> What the exercise asks
Arrange the listing as a numbered list, omitting blank lines. Start at the line containing "Patent image size: (1369, 1084)." and end after the line containing "The wire harness 10 is at (702, 451).".

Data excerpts
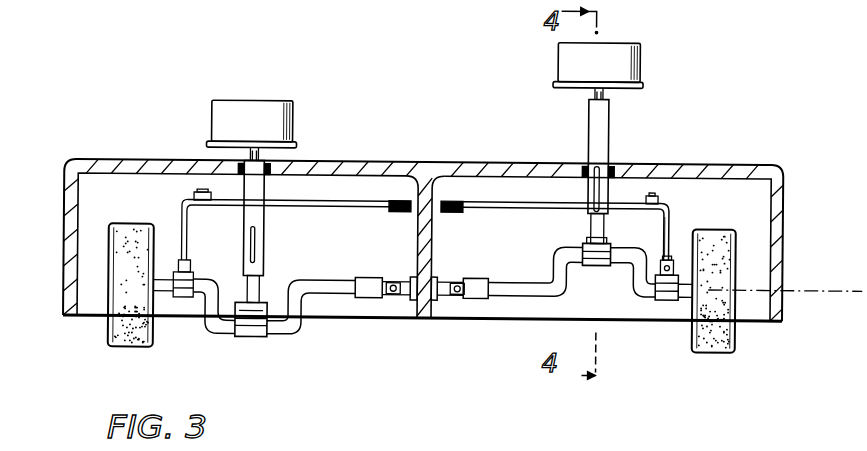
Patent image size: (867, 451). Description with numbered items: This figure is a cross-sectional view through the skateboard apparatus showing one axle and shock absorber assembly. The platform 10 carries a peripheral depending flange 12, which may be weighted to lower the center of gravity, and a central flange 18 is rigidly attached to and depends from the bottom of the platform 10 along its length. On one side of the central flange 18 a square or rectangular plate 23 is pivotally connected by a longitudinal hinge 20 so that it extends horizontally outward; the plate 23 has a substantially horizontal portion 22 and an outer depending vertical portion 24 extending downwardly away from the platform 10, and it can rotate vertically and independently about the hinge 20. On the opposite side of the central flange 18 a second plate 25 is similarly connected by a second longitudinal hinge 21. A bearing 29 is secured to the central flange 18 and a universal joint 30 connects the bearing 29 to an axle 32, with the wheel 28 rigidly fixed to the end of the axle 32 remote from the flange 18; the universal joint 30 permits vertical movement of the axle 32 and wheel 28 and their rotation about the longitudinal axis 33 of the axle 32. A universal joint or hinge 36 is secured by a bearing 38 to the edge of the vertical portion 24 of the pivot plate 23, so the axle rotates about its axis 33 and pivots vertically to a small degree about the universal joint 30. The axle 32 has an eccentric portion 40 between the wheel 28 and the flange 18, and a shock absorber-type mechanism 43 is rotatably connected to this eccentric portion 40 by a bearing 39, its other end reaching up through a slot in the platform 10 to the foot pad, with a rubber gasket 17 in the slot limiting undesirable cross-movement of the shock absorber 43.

The platform 10 is at (133, 161).
The peripheral depending flange 12 is at (63, 246).
The rubber gasket 17 is at (611, 165).
The central flange 18 is at (417, 244).
The longitudinal hinge 20 is at (447, 202).
The second longitudinal hinge 21 is at (405, 206).
The horizontal portion 22 is at (622, 203).
The plate 23 is at (496, 195).
The outer depending vertical portion 24 is at (670, 219).
The second plate 25 is at (306, 196).
The wheel 28 is at (735, 346).
The bearing 29 is at (433, 300).
The universal joint 30 is at (470, 283).
The axle 32 is at (507, 285).
The longitudinal axis 33 is at (807, 287).
The universal joint or hinge 36 is at (672, 265).
The bearing 38 is at (664, 298).
The bearing 39 is at (595, 267).
The eccentric portion 40 is at (640, 244).
The shock absorber-type mechanism 43 is at (605, 117).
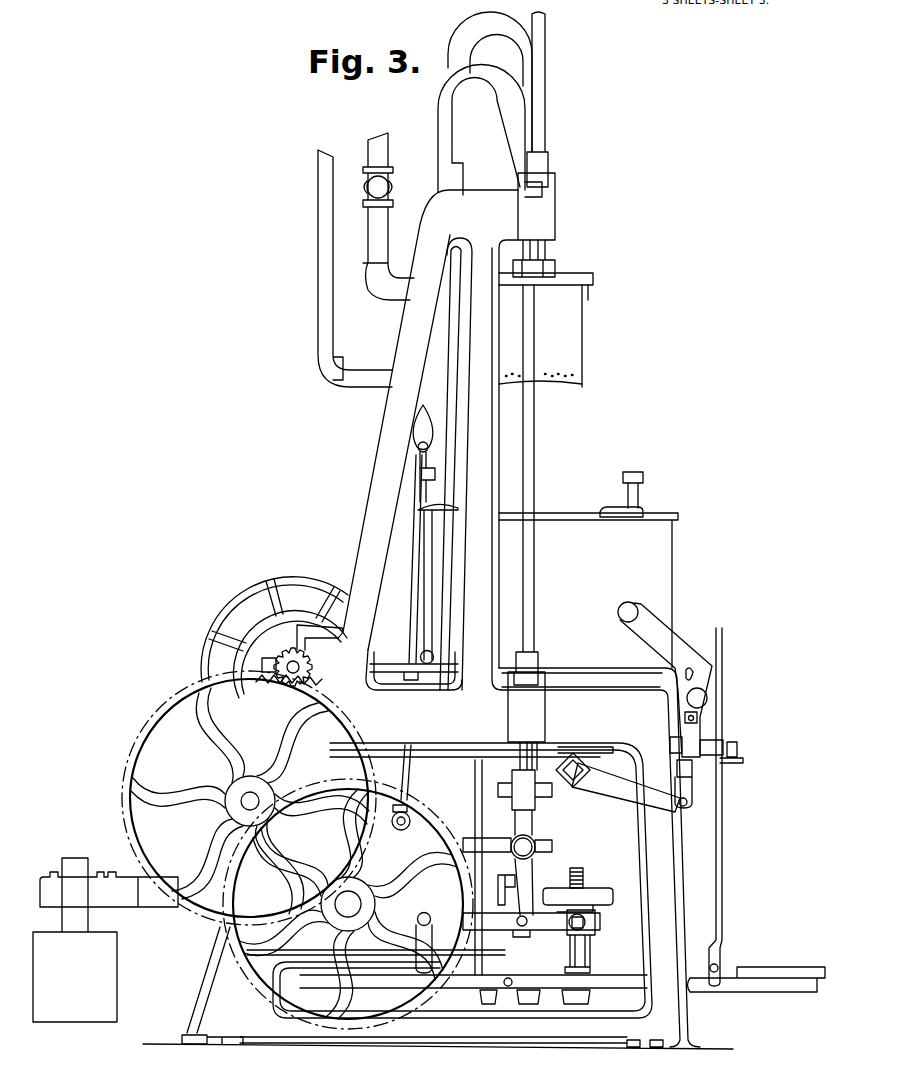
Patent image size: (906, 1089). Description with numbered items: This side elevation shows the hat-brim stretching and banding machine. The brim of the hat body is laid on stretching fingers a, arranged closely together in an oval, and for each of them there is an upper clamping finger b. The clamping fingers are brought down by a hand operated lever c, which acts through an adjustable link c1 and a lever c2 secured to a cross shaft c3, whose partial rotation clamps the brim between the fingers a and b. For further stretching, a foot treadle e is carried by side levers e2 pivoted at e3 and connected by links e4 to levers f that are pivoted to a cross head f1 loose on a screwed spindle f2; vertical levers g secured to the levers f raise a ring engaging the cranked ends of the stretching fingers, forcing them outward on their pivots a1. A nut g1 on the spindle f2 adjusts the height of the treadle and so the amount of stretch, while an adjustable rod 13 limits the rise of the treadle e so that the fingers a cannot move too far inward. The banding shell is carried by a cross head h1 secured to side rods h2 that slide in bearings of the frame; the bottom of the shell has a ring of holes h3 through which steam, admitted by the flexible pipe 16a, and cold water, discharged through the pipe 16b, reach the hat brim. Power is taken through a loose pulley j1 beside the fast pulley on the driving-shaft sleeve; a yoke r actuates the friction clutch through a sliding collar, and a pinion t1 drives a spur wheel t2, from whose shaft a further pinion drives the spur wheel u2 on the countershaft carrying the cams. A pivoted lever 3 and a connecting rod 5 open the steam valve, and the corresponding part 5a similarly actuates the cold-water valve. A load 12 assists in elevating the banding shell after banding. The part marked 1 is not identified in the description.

The pipe 16b is at (466, 32).
The flexible pipe 16a is at (512, 117).
The cross head h1 is at (577, 312).
The ring of holes h3 is at (572, 377).
The side rods h2 is at (534, 467).
The stretching fingers a is at (618, 493).
The upper clamping fingers b is at (637, 472).
The hand operated lever c is at (643, 625).
The adjustable link c1 is at (683, 733).
The lever c2 is at (618, 788).
The cross shaft c3 is at (577, 780).
The adjustable rod 13 is at (722, 823).
The vertical levers g is at (525, 870).
The screwed spindle f2 is at (620, 878).
The nut g1 is at (603, 893).
The cross head f1 is at (596, 918).
The levers f is at (493, 915).
The side levers e2 is at (643, 977).
The pivot e3 is at (508, 987).
The foot treadle e is at (798, 953).
The load 12 is at (102, 967).
The spur wheel t2 is at (148, 737).
The spur wheel u2 is at (430, 805).
The loose pulley j1 is at (273, 570).
The yoke r is at (265, 705).
The pinion t1 is at (312, 663).
The rack 1 is at (310, 682).
The connecting rod 5 is at (407, 623).
The pivots a1 is at (430, 651).
The connecting rod 5a is at (452, 435).
The pivoted lever 3 is at (378, 810).
The links e4 is at (422, 935).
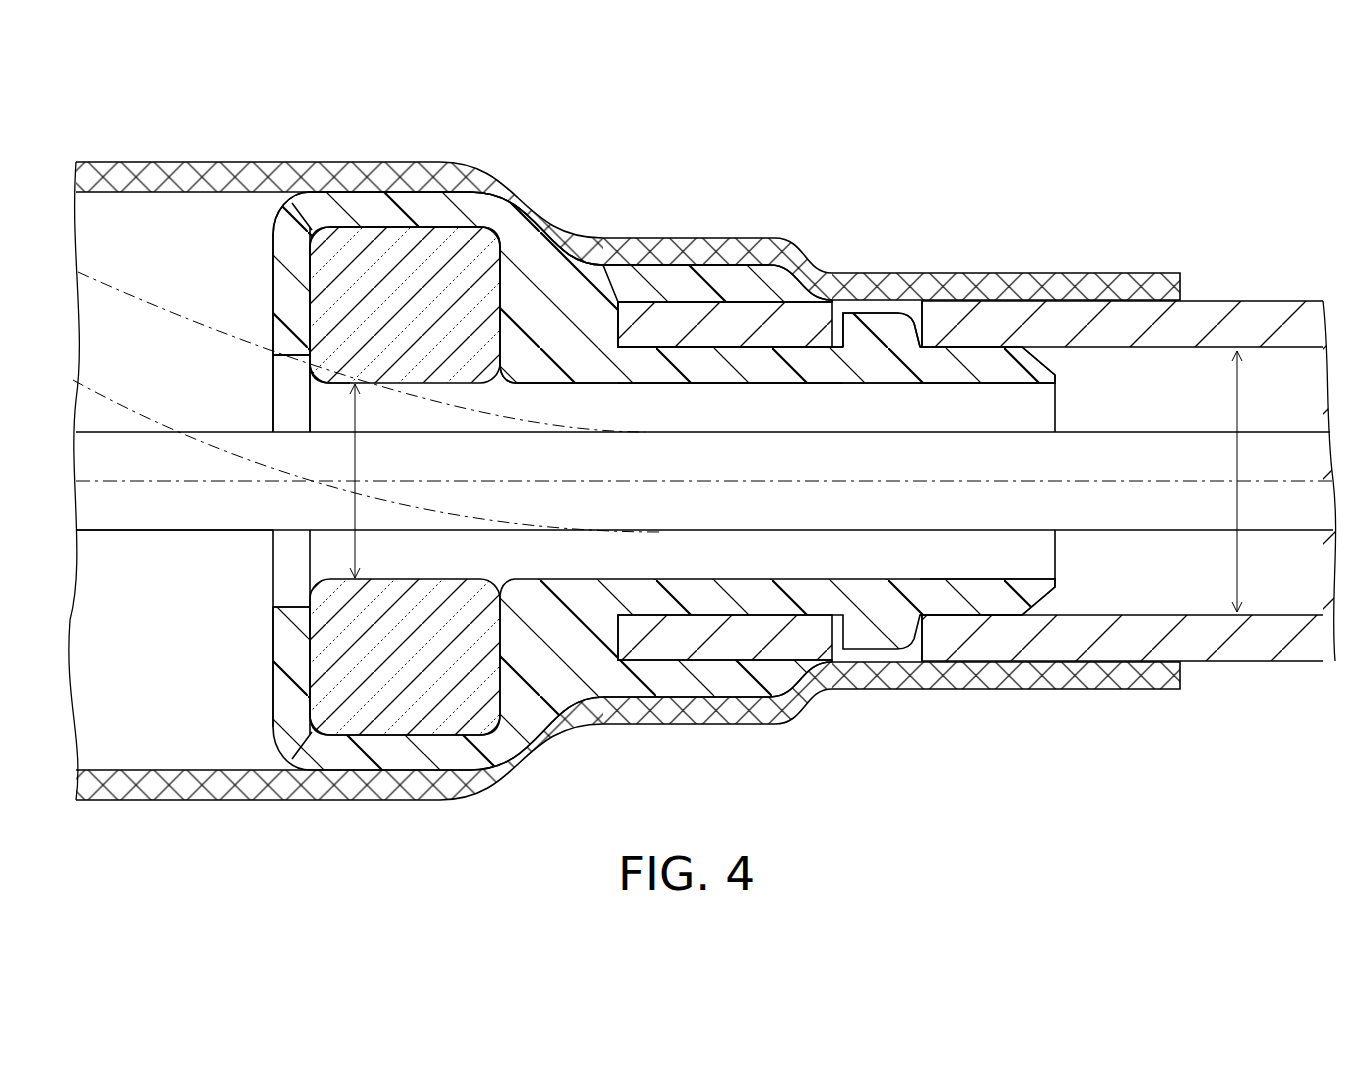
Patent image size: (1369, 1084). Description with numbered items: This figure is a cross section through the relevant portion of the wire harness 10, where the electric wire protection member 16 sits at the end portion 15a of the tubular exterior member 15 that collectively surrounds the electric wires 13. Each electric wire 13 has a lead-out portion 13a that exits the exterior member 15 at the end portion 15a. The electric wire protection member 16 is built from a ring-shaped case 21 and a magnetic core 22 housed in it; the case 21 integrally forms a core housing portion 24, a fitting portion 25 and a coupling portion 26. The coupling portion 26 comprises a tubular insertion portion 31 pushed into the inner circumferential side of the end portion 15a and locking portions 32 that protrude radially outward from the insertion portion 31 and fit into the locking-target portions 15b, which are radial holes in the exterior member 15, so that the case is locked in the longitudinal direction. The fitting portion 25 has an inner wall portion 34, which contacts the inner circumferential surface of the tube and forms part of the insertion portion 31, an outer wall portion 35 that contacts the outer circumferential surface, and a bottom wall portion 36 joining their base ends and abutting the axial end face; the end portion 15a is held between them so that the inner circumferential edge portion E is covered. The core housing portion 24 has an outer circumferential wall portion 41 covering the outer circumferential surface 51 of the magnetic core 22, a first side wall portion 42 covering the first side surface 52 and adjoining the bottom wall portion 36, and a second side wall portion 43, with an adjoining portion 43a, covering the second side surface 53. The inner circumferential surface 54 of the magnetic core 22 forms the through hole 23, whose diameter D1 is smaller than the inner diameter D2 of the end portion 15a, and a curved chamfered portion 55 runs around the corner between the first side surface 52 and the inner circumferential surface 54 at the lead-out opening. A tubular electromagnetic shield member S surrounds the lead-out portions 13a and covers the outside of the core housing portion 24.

The wire harness 10 is at (702, 451).
The electric wire 13 is at (175, 320).
The lead-out portion 13a is at (155, 532).
The exterior member 15 is at (1257, 300).
The end portion 15a is at (745, 320).
The locking-target portion 15b is at (905, 305).
The electric wire protection member 16 is at (262, 675).
The case 21 is at (273, 630).
The magnetic core 22 is at (405, 245).
The through hole 23 is at (405, 481).
The inner circumferential surface 54 is at (400, 385).
The core housing portion 24 is at (298, 200).
The fitting portion 25 is at (642, 383).
The coupling portion 26 is at (957, 617).
The insertion portion 31 is at (980, 360).
The locking portion 32 is at (880, 320).
The inner wall portion 34 is at (663, 373).
The outer wall portion 35 is at (681, 277).
The bottom wall portion 36 is at (605, 325).
The outer circumferential wall portion 41 is at (372, 205).
The first side wall portion 42 is at (522, 345).
The second side wall portion 43 is at (290, 300).
The ring lip 43a is at (290, 368).
The outer circumferential surface 51 is at (442, 225).
The first side surface 52 is at (506, 280).
The second side surface 53 is at (300, 255).
The chamfered portion 55 is at (318, 385).
The electromagnetic shield member S is at (220, 160).
The inner circumferential edge portion E is at (607, 357).
The diameter of the through hole D1 is at (358, 555).
The inner diameter of the end portion D2 is at (1240, 565).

> Reply to the exercise
1. Patent image size: (1369, 1084). Description with numbered items: This figure is a cross section through the relevant portion of the wire harness 10, where the electric wire protection member 16 sits at the end portion 15a of the tubular exterior member 15 that collectively surrounds the electric wires 13. Each electric wire 13 has a lead-out portion 13a that exits the exterior member 15 at the end portion 15a. The electric wire protection member 16 is built from a ring-shaped case 21 and a magnetic core 22 housed in it; the case 21 integrally forms a core housing portion 24, a fitting portion 25 and a coupling portion 26. The coupling portion 26 comprises a tubular insertion portion 31 pushed into the inner circumferential side of the end portion 15a and locking portions 32 that protrude radially outward from the insertion portion 31 and fit into the locking-target portions 15b, which are radial holes in the exterior member 15, so that the case is locked in the longitudinal direction. The fitting portion 25 has an inner wall portion 34, which contacts the inner circumferential surface of the tube and forms part of the insertion portion 31, an outer wall portion 35 that contacts the outer circumferential surface, and a bottom wall portion 36 joining their base ends and abutting the axial end face; the end portion 15a is held between them so that the inner circumferential edge portion E is covered. The core housing portion 24 has an outer circumferential wall portion 41 covering the outer circumferential surface 51 of the magnetic core 22, a first side wall portion 42 covering the first side surface 52 and adjoining the bottom wall portion 36, and a second side wall portion 43, with an adjoining portion 43a, covering the second side surface 53. The inner circumferential surface 54 of the magnetic core 22 forms the through hole 23, whose diameter D1 is smaller than the inner diameter D2 of the end portion 15a, and a curved chamfered portion 55 runs around the corner between the first side surface 52 and the inner circumferential surface 54 at the lead-out opening. A tubular electromagnetic shield member S surrounds the lead-out portions 13a and covers the outside of the core housing portion 24.
2. The wire harness 10 is at (702, 451).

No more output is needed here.